__Stated problem__: Return all of the entries exactly as written.

__Extracted information__:
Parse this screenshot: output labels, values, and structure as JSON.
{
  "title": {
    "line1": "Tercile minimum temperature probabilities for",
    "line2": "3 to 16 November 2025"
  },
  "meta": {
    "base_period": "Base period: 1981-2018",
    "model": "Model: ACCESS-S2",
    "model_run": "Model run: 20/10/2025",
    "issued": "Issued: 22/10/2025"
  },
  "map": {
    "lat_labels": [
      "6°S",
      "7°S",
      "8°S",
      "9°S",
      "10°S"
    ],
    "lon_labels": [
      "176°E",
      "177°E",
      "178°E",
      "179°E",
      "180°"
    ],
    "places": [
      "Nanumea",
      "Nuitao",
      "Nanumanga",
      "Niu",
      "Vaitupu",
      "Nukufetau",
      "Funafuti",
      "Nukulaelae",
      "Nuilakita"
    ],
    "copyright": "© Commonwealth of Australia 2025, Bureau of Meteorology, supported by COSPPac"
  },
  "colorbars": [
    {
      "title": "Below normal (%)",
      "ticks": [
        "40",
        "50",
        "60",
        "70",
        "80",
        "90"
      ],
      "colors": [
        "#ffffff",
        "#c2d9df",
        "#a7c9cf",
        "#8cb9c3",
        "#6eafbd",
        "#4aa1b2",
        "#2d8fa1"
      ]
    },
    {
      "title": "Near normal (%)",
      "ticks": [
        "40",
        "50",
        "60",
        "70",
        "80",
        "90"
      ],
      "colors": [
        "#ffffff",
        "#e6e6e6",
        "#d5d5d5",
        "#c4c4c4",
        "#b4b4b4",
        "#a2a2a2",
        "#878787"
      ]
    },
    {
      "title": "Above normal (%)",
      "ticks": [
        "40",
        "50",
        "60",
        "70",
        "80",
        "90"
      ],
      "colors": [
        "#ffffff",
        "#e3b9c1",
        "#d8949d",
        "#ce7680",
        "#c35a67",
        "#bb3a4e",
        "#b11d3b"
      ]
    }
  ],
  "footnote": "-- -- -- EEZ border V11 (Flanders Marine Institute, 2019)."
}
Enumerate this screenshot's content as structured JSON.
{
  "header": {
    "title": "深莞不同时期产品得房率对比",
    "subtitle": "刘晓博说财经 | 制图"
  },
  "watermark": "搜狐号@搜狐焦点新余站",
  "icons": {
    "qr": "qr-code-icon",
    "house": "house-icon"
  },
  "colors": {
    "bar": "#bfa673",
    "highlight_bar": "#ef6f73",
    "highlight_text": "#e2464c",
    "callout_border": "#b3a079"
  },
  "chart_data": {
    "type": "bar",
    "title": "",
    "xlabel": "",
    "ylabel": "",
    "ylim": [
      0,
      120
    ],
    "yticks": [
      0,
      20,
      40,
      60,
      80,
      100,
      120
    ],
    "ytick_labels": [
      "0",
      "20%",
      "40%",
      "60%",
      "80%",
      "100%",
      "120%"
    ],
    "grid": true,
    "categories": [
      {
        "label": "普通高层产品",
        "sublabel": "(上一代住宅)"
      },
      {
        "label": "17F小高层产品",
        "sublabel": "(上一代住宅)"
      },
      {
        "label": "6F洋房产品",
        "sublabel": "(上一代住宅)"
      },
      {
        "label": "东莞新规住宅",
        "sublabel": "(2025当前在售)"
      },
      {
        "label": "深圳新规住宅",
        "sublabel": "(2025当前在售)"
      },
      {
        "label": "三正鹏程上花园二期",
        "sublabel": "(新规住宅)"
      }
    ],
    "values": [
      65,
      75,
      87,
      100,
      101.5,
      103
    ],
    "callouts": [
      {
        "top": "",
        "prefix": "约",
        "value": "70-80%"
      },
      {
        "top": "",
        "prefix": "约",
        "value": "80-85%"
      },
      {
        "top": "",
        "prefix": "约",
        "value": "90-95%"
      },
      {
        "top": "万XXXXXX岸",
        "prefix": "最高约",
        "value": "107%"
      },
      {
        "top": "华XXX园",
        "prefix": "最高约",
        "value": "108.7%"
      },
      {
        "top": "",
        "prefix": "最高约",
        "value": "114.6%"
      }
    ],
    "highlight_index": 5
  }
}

__Response to this task__:
Parse this screenshot: output labels, values, and structure as JSON.
{
  "title": {
    "line1": "Tercile minimum temperature probabilities for",
    "line2": "3 to 16 November 2025"
  },
  "meta": {
    "base_period": "Base period: 1981-2018",
    "model": "Model: ACCESS-S2",
    "model_run": "Model run: 20/10/2025",
    "issued": "Issued: 22/10/2025"
  },
  "map": {
    "lat_labels": [
      "6°S",
      "7°S",
      "8°S",
      "9°S",
      "10°S"
    ],
    "lon_labels": [
      "176°E",
      "177°E",
      "178°E",
      "179°E",
      "180°"
    ],
    "places": [
      "Nanumea",
      "Nuitao",
      "Nanumanga",
      "Niu",
      "Vaitupu",
      "Nukufetau",
      "Funafuti",
      "Nukulaelae",
      "Nuilakita"
    ],
    "copyright": "© Commonwealth of Australia 2025, Bureau of Meteorology, supported by COSPPac"
  },
  "colorbars": [
    {
      "title": "Below normal (%)",
      "ticks": [
        "40",
        "50",
        "60",
        "70",
        "80",
        "90"
      ],
      "colors": [
        "#ffffff",
        "#c2d9df",
        "#a7c9cf",
        "#8cb9c3",
        "#6eafbd",
        "#4aa1b2",
        "#2d8fa1"
      ]
    },
    {
      "title": "Near normal (%)",
      "ticks": [
        "40",
        "50",
        "60",
        "70",
        "80",
        "90"
      ],
      "colors": [
        "#ffffff",
        "#e6e6e6",
        "#d5d5d5",
        "#c4c4c4",
        "#b4b4b4",
        "#a2a2a2",
        "#878787"
      ]
    },
    {
      "title": "Above normal (%)",
      "ticks": [
        "40",
        "50",
        "60",
        "70",
        "80",
        "90"
      ],
      "colors": [
        "#ffffff",
        "#e3b9c1",
        "#d8949d",
        "#ce7680",
        "#c35a67",
        "#bb3a4e",
        "#b11d3b"
      ]
    }
  ],
  "footnote": "-- -- -- EEZ border V11 (Flanders Marine Institute, 2019)."
}
Enumerate this screenshot's content as structured JSON.
{
  "header": {
    "title": "深莞不同时期产品得房率对比",
    "subtitle": "刘晓博说财经 | 制图"
  },
  "watermark": "搜狐号@搜狐焦点新余站",
  "icons": {
    "qr": "qr-code-icon",
    "house": "house-icon"
  },
  "colors": {
    "bar": "#bfa673",
    "highlight_bar": "#ef6f73",
    "highlight_text": "#e2464c",
    "callout_border": "#b3a079"
  },
  "chart_data": {
    "type": "bar",
    "title": "",
    "xlabel": "",
    "ylabel": "",
    "ylim": [
      0,
      120
    ],
    "yticks": [
      0,
      20,
      40,
      60,
      80,
      100,
      120
    ],
    "ytick_labels": [
      "0",
      "20%",
      "40%",
      "60%",
      "80%",
      "100%",
      "120%"
    ],
    "grid": true,
    "categories": [
      {
        "label": "普通高层产品",
        "sublabel": "(上一代住宅)"
      },
      {
        "label": "17F小高层产品",
        "sublabel": "(上一代住宅)"
      },
      {
        "label": "6F洋房产品",
        "sublabel": "(上一代住宅)"
      },
      {
        "label": "东莞新规住宅",
        "sublabel": "(2025当前在售)"
      },
      {
        "label": "深圳新规住宅",
        "sublabel": "(2025当前在售)"
      },
      {
        "label": "三正鹏程上花园二期",
        "sublabel": "(新规住宅)"
      }
    ],
    "values": [
      65,
      75,
      87,
      100,
      101.5,
      103
    ],
    "callouts": [
      {
        "top": "",
        "prefix": "约",
        "value": "70-80%"
      },
      {
        "top": "",
        "prefix": "约",
        "value": "80-85%"
      },
      {
        "top": "",
        "prefix": "约",
        "value": "90-95%"
      },
      {
        "top": "万XXXXXX岸",
        "prefix": "最高约",
        "value": "107%"
      },
      {
        "top": "华XXX园",
        "prefix": "最高约",
        "value": "108.7%"
      },
      {
        "top": "",
        "prefix": "最高约",
        "value": "114.6%"
      }
    ],
    "highlight_index": 5
  }
}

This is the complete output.